"""
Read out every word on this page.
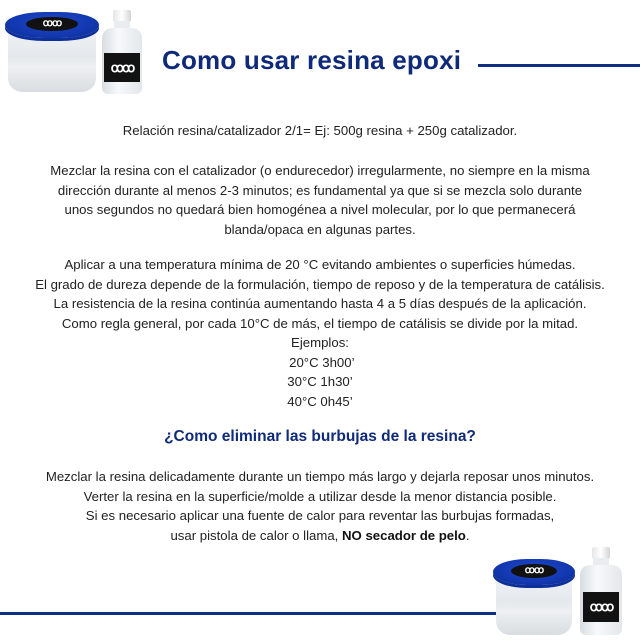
ꝏꝏ
ꝏꝏ Como usar resina epoxi
Relación resina/catalizador 2/1= Ej: 500g resina + 250g catalizador.
Mezclar la resina con el catalizador (o endurecedor) irregularmente, no siempre en la misma
dirección durante al menos 2-3 minutos; es fundamental ya que si se mezcla solo durante
unos segundos no quedará bien homogénea a nivel molecular, por lo que permanecerá
blanda/opaca en algunas partes.
Aplicar a una temperatura mínima de 20 °C evitando ambientes o superficies húmedas.
El grado de dureza depende de la formulación, tiempo de reposo y de la temperatura de catálisis.
La resistencia de la resina continúa aumentando hasta 4 a 5 días después de la aplicación.
Como regla general, por cada 10°C de más, el tiempo de catálisis se divide por la mitad.
Ejemplos:
20°C 3h00’
30°C 1h30’
40°C 0h45’
¿Como eliminar las burbujas de la resina?
Mezclar la resina delicadamente durante un tiempo más largo y dejarla reposar unos minutos.
Verter la resina en la superficie/molde a utilizar desde la menor distancia posible.
Si es necesario aplicar una fuente de calor para reventar las burbujas formadas,
usar pistola de calor o llama, NO secador de pelo.
ꝏꝏ
ꝏꝏ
"""
* _Requirement_
Filter lines by "Mezclar" and return each hit.

* _Response to this task_
Mezclar la resina con el catalizador (o endurecedor) irregularmente, no siempre en la misma
Mezclar la resina delicadamente durante un tiempo más largo y dejarla reposar unos minutos.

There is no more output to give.